> Stated problem: Using the records below, locate all lines containing "则这个三角形的形状是" and return them.
[begin Provided records]
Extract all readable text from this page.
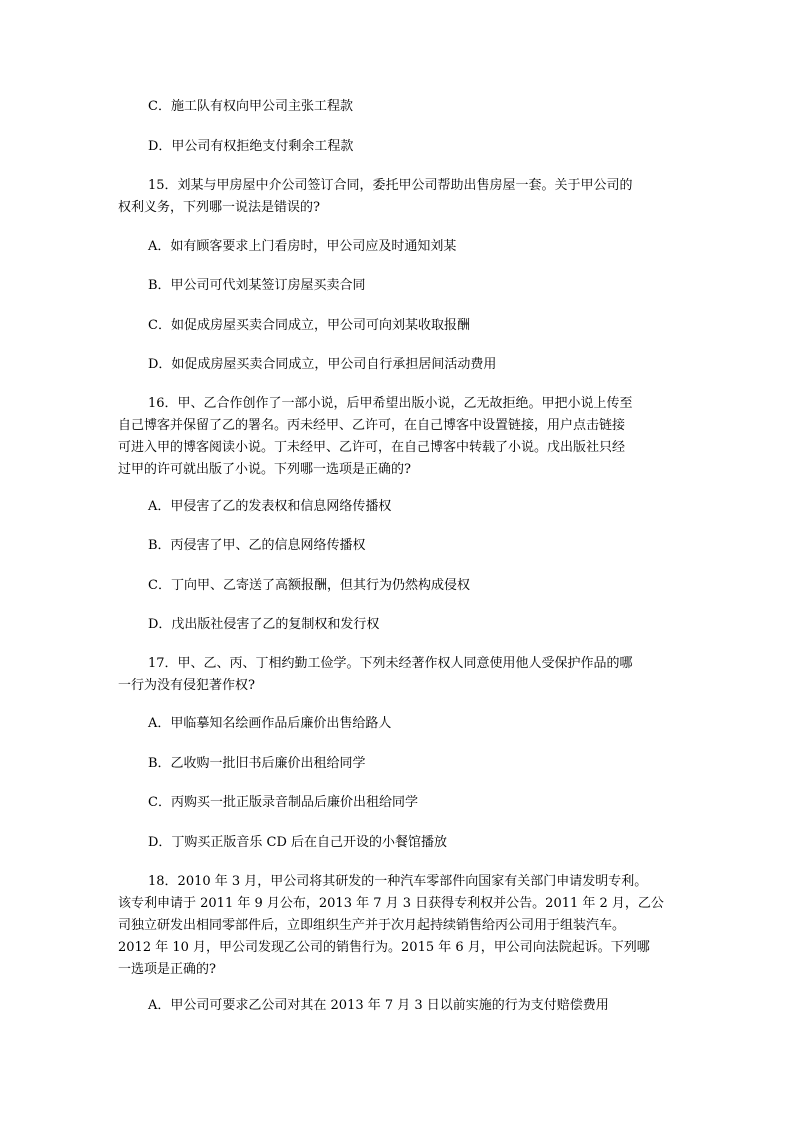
C．施工队有权向甲公司主张工程款

D．甲公司有权拒绝支付剩余工程款

15．刘某与甲房屋中介公司签订合同，委托甲公司帮助出售房屋一套。关于甲公司的

权利义务，下列哪一说法是错误的?

A．如有顾客要求上门看房时，甲公司应及时通知刘某

B．甲公司可代刘某签订房屋买卖合同

C．如促成房屋买卖合同成立，甲公司可向刘某收取报酬

D．如促成房屋买卖合同成立，甲公司自行承担居间活动费用

16．甲、乙合作创作了一部小说，后甲希望出版小说，乙无故拒绝。甲把小说上传至

自己博客并保留了乙的署名。丙未经甲、乙许可，在自己博客中设置链接，用户点击链接

可进入甲的博客阅读小说。丁未经甲、乙许可，在自己博客中转载了小说。戊出版社只经

过甲的许可就出版了小说。下列哪一选项是正确的?

A．甲侵害了乙的发表权和信息网络传播权

B．丙侵害了甲、乙的信息网络传播权

C．丁向甲、乙寄送了高额报酬，但其行为仍然构成侵权

D．戊出版社侵害了乙的复制权和发行权

17．甲、乙、丙、丁相约勤工俭学。下列未经著作权人同意使用他人受保护作品的哪

一行为没有侵犯著作权?

A．甲临摹知名绘画作品后廉价出售给路人

B．乙收购一批旧书后廉价出租给同学

C．丙购买一批正版录音制品后廉价出租给同学

D．丁购买正版音乐 CD 后在自己开设的小餐馆播放

18．2010 年 3 月，甲公司将其研发的一种汽车零部件向国家有关部门申请发明专利。

该专利申请于 2011 年 9 月公布，2013 年 7 月 3 日获得专利权并公告。2011 年 2 月，乙公

司独立研发出相同零部件后，立即组织生产并于次月起持续销售给丙公司用于组装汽车。

2012 年 10 月，甲公司发现乙公司的销售行为。2015 年 6 月，甲公司向法院起诉。下列哪

一选项是正确的?

A．甲公司可要求乙公司对其在 2013 年 7 月 3 日以前实施的行为支付赔偿费用
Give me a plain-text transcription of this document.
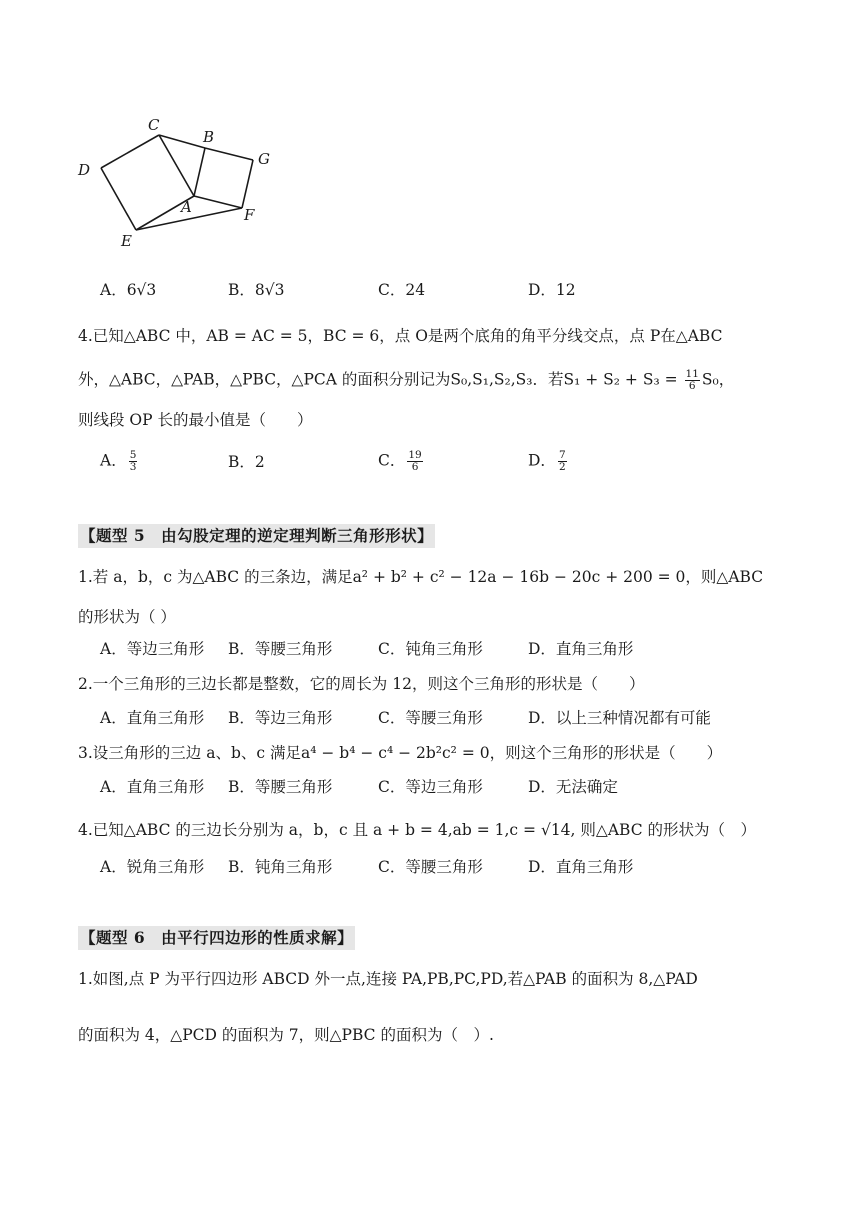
C
B
G
D
A	F
E
A．6√3	B．8√3	C．24	D．12
4.已知△ABC 中，AB = AC = 5，BC = 6，点 O是两个底角的角平分线交点，点 P在△ABC
外，△ABC，△PAB，△PBC，△PCA 的面积分别记为S₀,S₁,S₂,S₃．若$S_1 + S_2 + S_3 = \frac{11}{6} S_0$，
则线段 OP 长的最小值是（　　）
A． $\frac{5}{3}$	B．2	C． $\frac{19}{6}$	D． $\frac{7}{2}$
【题型 5　由勾股定理的逆定理判断三角形形状】
1.若 a，b，c 为△ABC 的三条边，满足a² + b² + c² − 12a − 16b − 20c + 200 = 0，则△ABC
的形状为（ ）
A．等边三角形 B．等腰三角形	C．钝角三角形	D．直角三角形
2.一个三角形的三边长都是整数，它的周长为 12，则这个三角形的形状是（　　）
A．直角三角形 B．等边三角形	C．等腰三角形	D．以上三种情况都有可能
3.设三角形的三边 a、b、c 满足a⁴ − b⁴ − c⁴ − 2b²c² = 0，则这个三角形的形状是（　　）
A．直角三角形 B．等腰三角形	C．等边三角形	D．无法确定
4.已知△ABC 的三边长分别为 a，b，c 且 a + b = 4,ab = 1,c = √14, 则△ABC 的形状为（　）
A．锐角三角形 B．钝角三角形	C．等腰三角形	D．直角三角形
【题型 6　由平行四边形的性质求解】
1.如图,点 P 为平行四边形 ABCD 外一点,连接 PA,PB,PC,PD,若△PAB 的面积为 8,△PAD
的面积为 4，△PCD 的面积为 7，则△PBC 的面积为（　）.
[end Provided records]
> Solution to this task:
2.一个三角形的三边长都是整数，它的周长为 12，则这个三角形的形状是（　　）
3.设三角形的三边 a、b、c 满足a⁴ − b⁴ − c⁴ − 2b²c² = 0，则这个三角形的形状是（　　）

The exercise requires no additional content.